"""

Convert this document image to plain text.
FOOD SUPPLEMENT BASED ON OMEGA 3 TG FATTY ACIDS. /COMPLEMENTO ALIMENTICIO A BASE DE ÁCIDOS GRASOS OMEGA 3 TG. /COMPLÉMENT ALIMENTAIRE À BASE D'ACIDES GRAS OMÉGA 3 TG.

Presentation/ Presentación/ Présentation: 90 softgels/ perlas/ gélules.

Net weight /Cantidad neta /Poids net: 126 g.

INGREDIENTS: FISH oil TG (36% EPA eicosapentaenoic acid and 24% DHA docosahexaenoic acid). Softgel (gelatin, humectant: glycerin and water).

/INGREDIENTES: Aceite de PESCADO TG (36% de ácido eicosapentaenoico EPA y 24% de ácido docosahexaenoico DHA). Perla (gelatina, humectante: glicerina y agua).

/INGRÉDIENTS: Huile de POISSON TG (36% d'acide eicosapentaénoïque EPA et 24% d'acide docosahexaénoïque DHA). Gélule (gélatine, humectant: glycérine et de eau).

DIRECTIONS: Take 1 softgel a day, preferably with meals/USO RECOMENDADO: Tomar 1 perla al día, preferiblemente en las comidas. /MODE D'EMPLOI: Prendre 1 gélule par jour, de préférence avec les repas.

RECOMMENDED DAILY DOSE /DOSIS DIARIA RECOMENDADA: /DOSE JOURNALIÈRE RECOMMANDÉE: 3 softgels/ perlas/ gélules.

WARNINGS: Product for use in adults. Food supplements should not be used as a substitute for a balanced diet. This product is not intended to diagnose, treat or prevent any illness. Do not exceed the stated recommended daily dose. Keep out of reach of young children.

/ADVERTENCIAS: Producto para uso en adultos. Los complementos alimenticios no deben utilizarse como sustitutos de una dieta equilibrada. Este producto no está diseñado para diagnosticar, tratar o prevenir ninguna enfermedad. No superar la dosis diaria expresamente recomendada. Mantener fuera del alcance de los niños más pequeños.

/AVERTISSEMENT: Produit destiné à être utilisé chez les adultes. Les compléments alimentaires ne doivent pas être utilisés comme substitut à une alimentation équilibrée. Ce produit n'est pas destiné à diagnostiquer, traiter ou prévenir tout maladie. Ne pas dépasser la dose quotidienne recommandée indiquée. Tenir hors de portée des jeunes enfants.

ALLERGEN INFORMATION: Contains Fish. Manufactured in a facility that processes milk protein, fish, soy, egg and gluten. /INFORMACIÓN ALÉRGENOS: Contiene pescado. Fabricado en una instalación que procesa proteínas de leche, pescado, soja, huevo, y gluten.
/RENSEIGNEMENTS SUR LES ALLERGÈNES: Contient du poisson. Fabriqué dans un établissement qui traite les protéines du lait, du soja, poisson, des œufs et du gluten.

"""

WHAT IS BEING ASKED ::
Your task is to give back every record exactly.

SOLVED PROBLEM ::
Convert this document image to plain text.
FOOD SUPPLEMENT BASED ON OMEGA 3 TG FATTY ACIDS. /COMPLEMENTO ALIMENTICIO A BASE DE ÁCIDOS GRASOS OMEGA 3 TG. /COMPLÉMENT ALIMENTAIRE À BASE D'ACIDES GRAS OMÉGA 3 TG.

Presentation/ Presentación/ Présentation: 90 softgels/ perlas/ gélules.

Net weight /Cantidad neta /Poids net: 126 g.

INGREDIENTS: FISH oil TG (36% EPA eicosapentaenoic acid and 24% DHA docosahexaenoic acid). Softgel (gelatin, humectant: glycerin and water).

/INGREDIENTES: Aceite de PESCADO TG (36% de ácido eicosapentaenoico EPA y 24% de ácido docosahexaenoico DHA). Perla (gelatina, humectante: glicerina y agua).

/INGRÉDIENTS: Huile de POISSON TG (36% d'acide eicosapentaénoïque EPA et 24% d'acide docosahexaénoïque DHA). Gélule (gélatine, humectant: glycérine et de eau).

DIRECTIONS: Take 1 softgel a day, preferably with meals/USO RECOMENDADO: Tomar 1 perla al día, preferiblemente en las comidas. /MODE D'EMPLOI: Prendre 1 gélule par jour, de préférence avec les repas.

RECOMMENDED DAILY DOSE /DOSIS DIARIA RECOMENDADA: /DOSE JOURNALIÈRE RECOMMANDÉE: 3 softgels/ perlas/ gélules.

WARNINGS: Product for use in adults. Food supplements should not be used as a substitute for a balanced diet. This product is not intended to diagnose, treat or prevent any illness. Do not exceed the stated recommended daily dose. Keep out of reach of young children.

/ADVERTENCIAS: Producto para uso en adultos. Los complementos alimenticios no deben utilizarse como sustitutos de una dieta equilibrada. Este producto no está diseñado para diagnosticar, tratar o prevenir ninguna enfermedad. No superar la dosis diaria expresamente recomendada. Mantener fuera del alcance de los niños más pequeños.

/AVERTISSEMENT: Produit destiné à être utilisé chez les adultes. Les compléments alimentaires ne doivent pas être utilisés comme substitut à une alimentation équilibrée. Ce produit n'est pas destiné à diagnostiquer, traiter ou prévenir tout maladie. Ne pas dépasser la dose quotidienne recommandée indiquée. Tenir hors de portée des jeunes enfants.

ALLERGEN INFORMATION: Contains Fish. Manufactured in a facility that processes milk protein, fish, soy, egg and gluten. /INFORMACIÓN ALÉRGENOS: Contiene pescado. Fabricado en una instalación que procesa proteínas de leche, pescado, soja, huevo, y gluten.
/RENSEIGNEMENTS SUR LES ALLERGÈNES: Contient du poisson. Fabriqué dans un établissement qui traite les protéines du lait, du soja, poisson, des œufs et du gluten.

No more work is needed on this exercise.